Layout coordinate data
+++++

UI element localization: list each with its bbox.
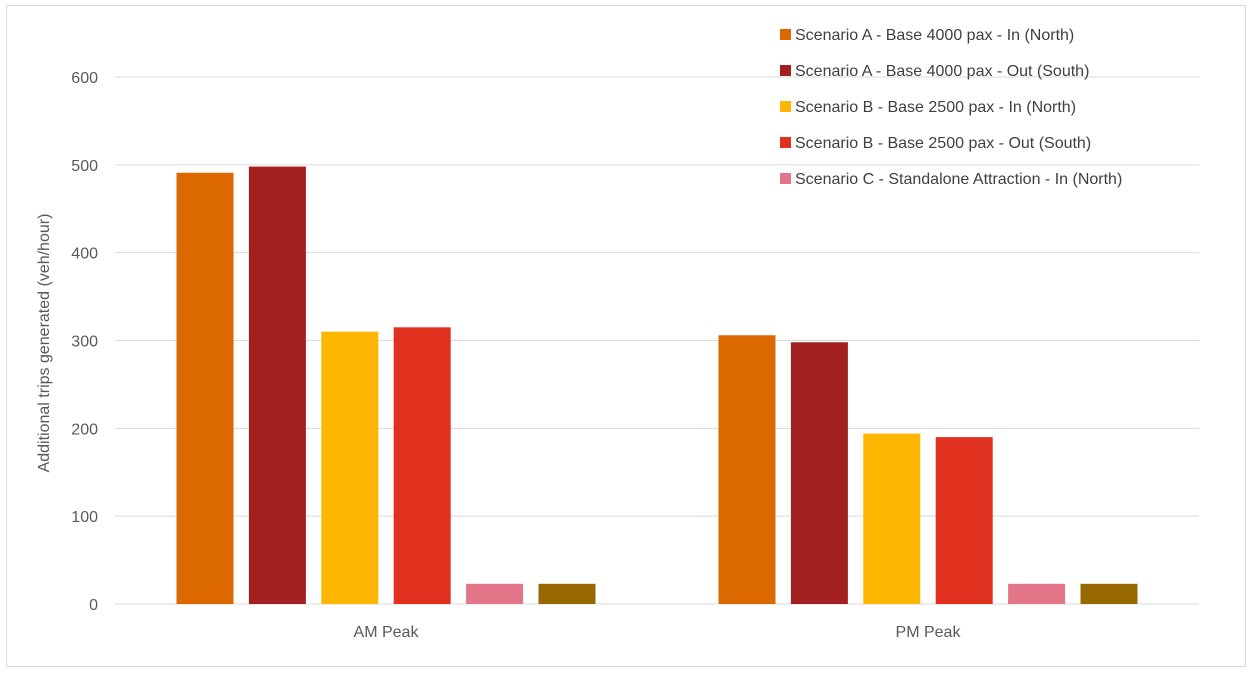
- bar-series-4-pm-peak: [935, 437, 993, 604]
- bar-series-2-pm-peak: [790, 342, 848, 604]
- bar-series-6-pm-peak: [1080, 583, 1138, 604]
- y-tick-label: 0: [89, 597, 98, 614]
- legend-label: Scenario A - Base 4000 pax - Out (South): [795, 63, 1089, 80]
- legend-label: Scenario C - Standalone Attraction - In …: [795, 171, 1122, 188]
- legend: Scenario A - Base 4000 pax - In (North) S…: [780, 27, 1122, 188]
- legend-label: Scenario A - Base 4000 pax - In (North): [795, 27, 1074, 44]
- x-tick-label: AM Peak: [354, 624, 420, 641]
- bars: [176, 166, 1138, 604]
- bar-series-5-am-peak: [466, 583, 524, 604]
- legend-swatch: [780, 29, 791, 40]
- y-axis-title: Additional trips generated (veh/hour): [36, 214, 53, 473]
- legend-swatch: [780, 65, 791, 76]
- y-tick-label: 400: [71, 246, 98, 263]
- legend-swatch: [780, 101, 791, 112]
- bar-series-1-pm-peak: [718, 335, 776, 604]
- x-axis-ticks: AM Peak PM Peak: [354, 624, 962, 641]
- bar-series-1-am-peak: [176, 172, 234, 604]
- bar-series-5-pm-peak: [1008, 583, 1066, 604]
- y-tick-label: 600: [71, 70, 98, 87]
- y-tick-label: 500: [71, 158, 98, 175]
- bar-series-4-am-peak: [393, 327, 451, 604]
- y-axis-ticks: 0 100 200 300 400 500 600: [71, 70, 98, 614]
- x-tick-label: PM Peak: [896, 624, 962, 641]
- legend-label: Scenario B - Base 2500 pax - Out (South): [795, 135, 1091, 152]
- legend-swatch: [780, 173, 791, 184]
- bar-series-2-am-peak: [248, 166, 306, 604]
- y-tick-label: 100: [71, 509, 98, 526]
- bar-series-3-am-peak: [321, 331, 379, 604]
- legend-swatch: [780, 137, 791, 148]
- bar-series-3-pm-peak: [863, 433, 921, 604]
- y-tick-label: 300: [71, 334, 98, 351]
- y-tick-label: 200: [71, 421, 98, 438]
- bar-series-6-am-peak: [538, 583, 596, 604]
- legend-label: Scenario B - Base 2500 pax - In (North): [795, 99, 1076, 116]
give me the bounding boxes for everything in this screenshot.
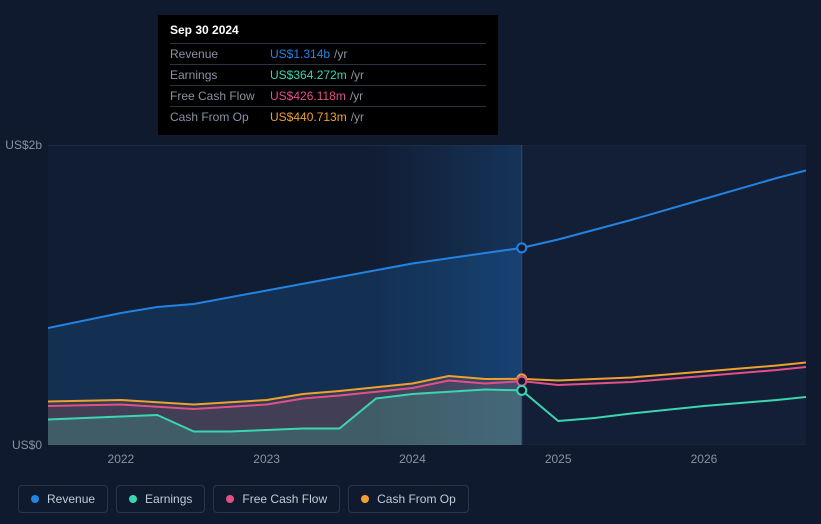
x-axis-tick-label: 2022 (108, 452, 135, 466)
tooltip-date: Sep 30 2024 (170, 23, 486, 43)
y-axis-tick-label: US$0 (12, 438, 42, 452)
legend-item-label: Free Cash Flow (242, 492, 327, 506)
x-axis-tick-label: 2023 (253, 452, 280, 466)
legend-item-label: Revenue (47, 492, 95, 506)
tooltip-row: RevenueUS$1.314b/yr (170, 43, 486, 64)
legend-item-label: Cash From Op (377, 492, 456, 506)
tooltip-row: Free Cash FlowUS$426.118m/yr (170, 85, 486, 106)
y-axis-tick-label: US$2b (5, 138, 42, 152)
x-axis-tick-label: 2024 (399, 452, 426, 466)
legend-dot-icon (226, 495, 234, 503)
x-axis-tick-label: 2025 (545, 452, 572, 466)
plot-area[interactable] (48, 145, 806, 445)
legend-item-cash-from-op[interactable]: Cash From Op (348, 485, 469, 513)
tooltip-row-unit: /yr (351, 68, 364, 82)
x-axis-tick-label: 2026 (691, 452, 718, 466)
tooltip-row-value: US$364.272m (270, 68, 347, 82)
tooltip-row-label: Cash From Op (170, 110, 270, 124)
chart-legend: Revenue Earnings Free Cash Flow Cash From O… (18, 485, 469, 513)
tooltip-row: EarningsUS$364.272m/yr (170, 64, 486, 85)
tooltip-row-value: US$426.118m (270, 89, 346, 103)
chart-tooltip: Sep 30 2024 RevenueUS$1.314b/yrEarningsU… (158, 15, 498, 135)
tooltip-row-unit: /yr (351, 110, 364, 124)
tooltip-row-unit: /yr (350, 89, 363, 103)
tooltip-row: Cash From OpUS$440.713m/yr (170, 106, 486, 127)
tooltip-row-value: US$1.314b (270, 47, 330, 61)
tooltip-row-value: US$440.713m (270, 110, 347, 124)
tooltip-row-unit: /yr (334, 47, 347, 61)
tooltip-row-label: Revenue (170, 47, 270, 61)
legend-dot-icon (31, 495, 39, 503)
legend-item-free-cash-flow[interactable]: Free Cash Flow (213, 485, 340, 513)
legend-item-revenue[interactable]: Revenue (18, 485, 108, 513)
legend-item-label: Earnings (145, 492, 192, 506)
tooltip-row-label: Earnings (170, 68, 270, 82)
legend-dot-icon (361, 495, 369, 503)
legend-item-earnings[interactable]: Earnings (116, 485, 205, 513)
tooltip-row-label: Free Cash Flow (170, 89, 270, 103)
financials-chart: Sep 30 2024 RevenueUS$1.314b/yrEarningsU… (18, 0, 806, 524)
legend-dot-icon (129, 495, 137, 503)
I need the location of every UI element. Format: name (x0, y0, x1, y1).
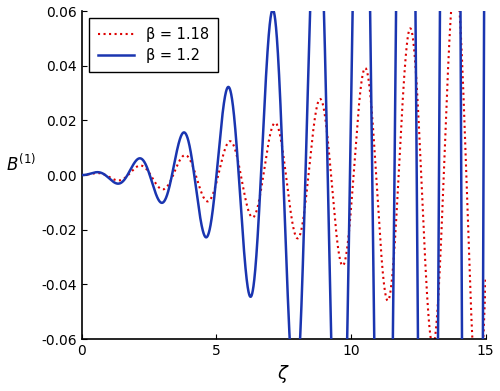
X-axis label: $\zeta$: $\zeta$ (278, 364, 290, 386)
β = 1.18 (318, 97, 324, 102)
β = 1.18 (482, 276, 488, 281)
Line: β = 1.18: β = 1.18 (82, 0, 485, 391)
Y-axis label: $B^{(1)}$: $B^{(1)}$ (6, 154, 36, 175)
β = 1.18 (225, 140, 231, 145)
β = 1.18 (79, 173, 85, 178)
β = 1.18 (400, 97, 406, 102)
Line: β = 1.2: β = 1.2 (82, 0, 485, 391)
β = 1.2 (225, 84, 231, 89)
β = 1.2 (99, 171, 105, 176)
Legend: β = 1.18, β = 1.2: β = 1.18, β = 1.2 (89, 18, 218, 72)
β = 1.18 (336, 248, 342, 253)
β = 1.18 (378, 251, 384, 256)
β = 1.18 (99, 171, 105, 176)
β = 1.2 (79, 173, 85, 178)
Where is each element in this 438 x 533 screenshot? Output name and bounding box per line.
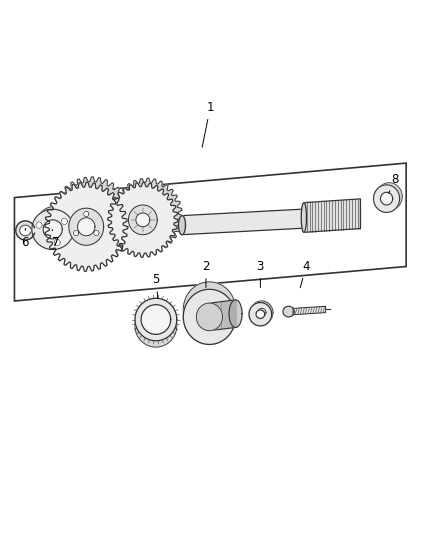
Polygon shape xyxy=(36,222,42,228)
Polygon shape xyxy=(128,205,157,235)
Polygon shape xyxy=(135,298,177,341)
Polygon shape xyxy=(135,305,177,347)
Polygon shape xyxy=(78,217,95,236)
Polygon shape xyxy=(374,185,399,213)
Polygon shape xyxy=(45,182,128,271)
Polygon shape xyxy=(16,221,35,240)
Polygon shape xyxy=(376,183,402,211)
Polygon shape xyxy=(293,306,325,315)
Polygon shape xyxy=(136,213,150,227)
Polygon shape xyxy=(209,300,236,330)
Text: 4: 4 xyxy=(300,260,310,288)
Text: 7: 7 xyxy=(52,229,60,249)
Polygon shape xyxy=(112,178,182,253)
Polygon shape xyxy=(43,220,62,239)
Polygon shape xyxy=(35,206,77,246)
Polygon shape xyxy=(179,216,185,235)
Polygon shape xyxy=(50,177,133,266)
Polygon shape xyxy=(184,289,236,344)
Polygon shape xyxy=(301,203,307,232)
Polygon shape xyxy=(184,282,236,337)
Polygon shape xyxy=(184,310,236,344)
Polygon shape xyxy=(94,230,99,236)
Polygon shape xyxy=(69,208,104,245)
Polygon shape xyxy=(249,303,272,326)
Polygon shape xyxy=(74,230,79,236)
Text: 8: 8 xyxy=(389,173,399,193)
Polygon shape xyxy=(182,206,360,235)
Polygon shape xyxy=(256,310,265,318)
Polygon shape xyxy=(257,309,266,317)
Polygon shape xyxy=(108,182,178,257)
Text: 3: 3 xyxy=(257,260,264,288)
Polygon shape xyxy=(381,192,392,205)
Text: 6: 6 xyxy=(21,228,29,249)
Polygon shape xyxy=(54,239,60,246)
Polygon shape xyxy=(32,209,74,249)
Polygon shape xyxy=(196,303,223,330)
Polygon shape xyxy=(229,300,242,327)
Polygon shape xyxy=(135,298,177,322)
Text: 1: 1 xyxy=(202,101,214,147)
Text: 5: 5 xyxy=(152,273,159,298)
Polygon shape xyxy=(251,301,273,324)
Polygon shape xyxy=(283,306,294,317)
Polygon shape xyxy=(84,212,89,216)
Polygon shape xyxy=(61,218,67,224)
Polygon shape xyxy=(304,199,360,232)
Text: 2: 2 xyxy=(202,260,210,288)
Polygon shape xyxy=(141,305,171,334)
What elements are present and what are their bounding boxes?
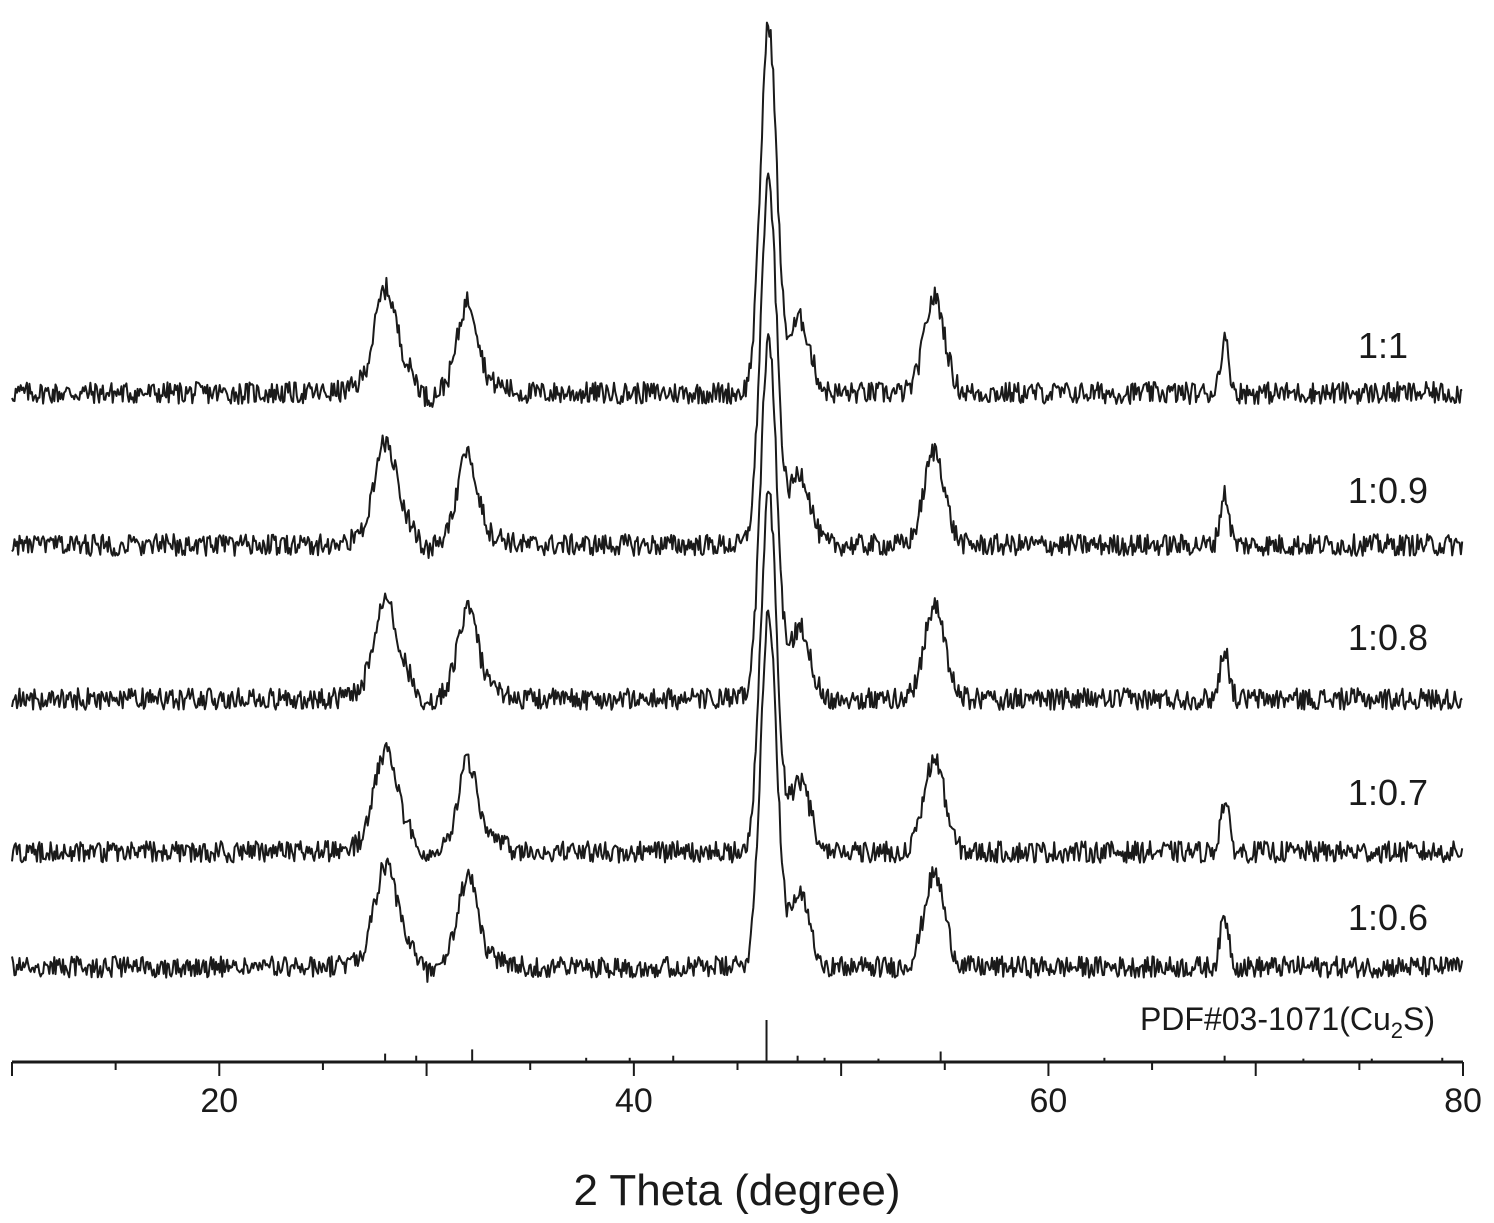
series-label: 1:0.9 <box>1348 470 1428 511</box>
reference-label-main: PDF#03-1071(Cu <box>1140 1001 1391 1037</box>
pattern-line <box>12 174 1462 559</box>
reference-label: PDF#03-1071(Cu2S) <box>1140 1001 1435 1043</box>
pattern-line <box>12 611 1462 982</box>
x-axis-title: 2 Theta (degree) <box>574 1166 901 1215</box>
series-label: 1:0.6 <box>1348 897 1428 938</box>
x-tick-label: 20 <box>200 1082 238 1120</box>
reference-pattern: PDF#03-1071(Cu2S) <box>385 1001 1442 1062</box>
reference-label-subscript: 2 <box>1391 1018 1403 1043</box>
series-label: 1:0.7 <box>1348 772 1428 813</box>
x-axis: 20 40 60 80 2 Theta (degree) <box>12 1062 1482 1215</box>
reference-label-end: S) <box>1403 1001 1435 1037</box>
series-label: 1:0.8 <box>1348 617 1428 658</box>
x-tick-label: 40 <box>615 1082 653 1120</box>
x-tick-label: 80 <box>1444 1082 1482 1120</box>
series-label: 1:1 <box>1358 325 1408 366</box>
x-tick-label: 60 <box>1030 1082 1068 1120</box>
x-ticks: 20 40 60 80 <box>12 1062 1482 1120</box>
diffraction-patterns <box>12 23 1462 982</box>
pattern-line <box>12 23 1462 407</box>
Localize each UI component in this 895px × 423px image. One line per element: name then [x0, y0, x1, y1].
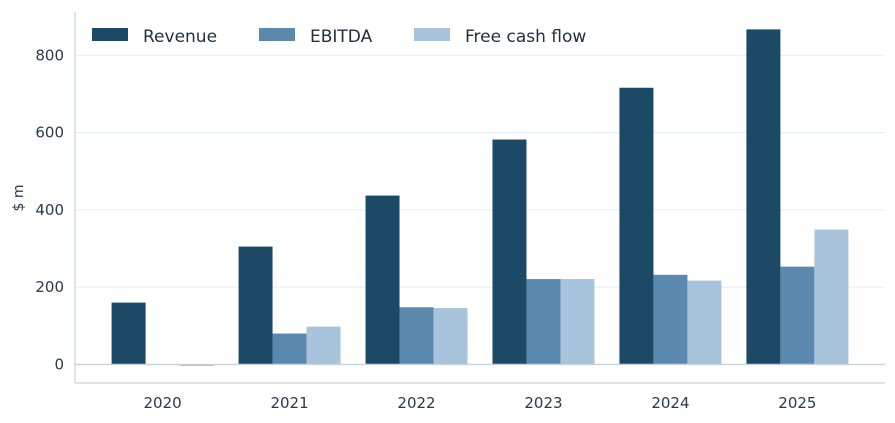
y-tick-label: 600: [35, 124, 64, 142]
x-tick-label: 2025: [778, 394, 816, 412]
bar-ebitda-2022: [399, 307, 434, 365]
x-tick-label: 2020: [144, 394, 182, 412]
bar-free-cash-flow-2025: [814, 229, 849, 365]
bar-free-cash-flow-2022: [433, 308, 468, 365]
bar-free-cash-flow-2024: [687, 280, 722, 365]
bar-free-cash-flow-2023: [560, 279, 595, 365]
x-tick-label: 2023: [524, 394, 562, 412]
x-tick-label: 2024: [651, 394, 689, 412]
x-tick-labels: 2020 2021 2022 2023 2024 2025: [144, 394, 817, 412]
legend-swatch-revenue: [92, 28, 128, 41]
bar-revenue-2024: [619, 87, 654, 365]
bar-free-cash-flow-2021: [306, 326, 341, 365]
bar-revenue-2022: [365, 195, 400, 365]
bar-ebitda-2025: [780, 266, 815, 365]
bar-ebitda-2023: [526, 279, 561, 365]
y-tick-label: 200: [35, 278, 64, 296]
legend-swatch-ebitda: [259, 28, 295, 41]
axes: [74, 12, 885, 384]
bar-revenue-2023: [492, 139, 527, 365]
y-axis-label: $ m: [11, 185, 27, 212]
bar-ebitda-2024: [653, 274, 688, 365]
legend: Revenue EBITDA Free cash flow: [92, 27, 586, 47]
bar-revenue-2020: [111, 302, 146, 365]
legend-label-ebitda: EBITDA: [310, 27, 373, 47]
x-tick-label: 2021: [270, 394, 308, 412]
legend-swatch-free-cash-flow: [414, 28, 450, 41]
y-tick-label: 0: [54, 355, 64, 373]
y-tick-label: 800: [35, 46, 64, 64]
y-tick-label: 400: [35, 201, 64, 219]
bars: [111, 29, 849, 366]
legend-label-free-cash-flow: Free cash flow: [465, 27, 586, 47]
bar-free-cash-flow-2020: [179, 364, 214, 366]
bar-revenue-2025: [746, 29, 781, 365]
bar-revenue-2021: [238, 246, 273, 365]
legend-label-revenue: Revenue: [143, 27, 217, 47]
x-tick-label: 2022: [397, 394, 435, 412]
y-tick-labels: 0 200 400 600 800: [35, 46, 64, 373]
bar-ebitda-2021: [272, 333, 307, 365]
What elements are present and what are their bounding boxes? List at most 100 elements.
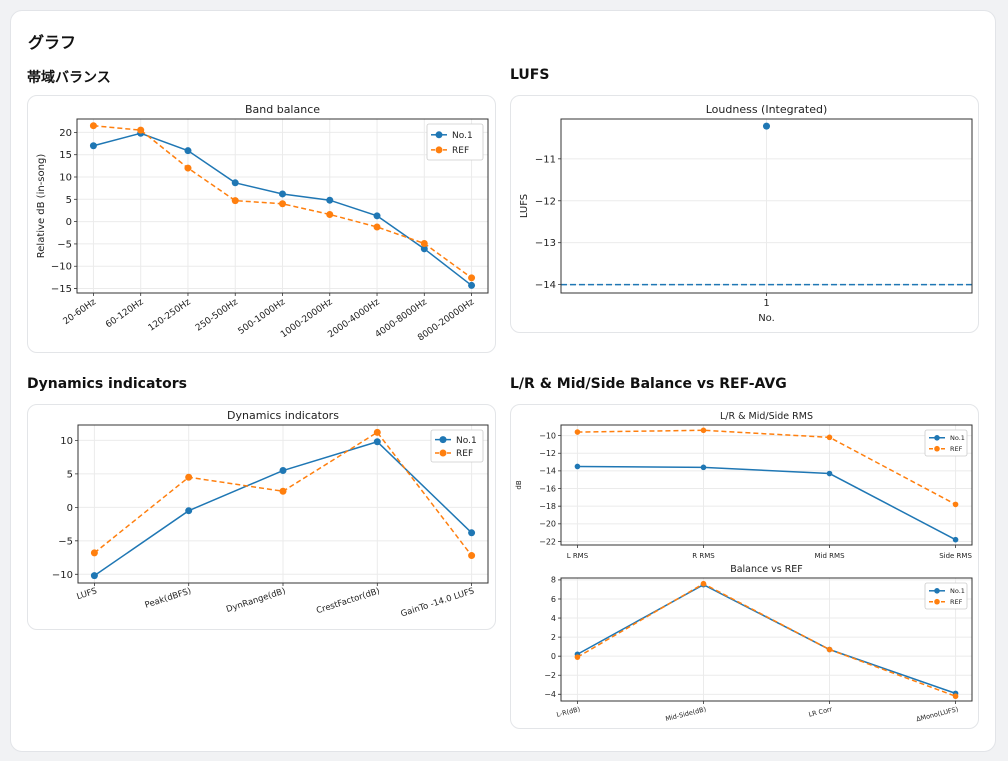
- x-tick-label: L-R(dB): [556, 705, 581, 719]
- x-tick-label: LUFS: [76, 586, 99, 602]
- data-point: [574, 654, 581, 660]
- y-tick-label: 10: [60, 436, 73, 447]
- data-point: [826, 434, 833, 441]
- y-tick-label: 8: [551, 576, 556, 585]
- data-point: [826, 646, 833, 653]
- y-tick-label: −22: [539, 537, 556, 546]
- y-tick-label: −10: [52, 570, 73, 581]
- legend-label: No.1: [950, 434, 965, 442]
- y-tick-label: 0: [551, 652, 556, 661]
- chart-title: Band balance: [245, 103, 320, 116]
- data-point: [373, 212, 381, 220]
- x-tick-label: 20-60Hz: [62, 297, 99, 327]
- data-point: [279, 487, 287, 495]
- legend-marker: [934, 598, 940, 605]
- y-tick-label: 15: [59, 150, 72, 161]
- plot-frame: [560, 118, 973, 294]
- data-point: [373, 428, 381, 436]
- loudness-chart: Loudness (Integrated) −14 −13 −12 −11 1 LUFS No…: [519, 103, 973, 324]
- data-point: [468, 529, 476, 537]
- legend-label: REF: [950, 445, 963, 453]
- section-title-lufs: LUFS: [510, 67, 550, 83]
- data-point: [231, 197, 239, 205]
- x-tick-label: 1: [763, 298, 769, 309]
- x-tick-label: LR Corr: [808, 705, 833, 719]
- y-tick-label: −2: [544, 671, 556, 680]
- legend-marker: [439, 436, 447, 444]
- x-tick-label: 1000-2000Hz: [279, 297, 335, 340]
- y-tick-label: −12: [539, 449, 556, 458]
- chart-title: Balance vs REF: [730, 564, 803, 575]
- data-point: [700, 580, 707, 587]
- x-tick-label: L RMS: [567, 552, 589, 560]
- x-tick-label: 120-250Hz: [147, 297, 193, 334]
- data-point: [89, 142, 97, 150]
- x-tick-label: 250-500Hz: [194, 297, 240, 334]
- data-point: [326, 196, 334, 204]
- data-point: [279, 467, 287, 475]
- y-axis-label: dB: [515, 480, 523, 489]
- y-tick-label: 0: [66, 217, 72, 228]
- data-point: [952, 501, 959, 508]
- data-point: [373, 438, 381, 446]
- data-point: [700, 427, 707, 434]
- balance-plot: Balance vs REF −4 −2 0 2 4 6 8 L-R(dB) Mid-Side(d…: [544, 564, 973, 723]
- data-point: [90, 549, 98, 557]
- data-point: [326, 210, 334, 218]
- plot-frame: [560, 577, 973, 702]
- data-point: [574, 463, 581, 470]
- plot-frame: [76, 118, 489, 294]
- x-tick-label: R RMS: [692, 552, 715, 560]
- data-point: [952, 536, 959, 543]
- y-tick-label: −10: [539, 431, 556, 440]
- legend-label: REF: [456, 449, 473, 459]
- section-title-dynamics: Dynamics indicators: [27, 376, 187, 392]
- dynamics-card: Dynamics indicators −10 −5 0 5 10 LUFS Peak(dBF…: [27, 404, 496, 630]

+++++

Could you copy out the rows above, from the line with "series-label: 1:0.9 <box>1348" to the line with "series-label: 1:0.7 <box>1348", without changing anything?

series-label: 1:0.9 <box>1348 470 1428 511</box>
reference-label-main: PDF#03-1071(Cu <box>1140 1001 1391 1037</box>
pattern-line <box>12 174 1462 559</box>
reference-label: PDF#03-1071(Cu2S) <box>1140 1001 1435 1043</box>
pattern-line <box>12 611 1462 982</box>
x-axis-title: 2 Theta (degree) <box>574 1166 901 1215</box>
series-label: 1:0.6 <box>1348 897 1428 938</box>
x-tick-label: 20 <box>200 1082 238 1120</box>
reference-pattern: PDF#03-1071(Cu2S) <box>385 1001 1442 1062</box>
reference-label-subscript: 2 <box>1391 1018 1403 1043</box>
series-label: 1:0.7 <box>1348 772 1428 813</box>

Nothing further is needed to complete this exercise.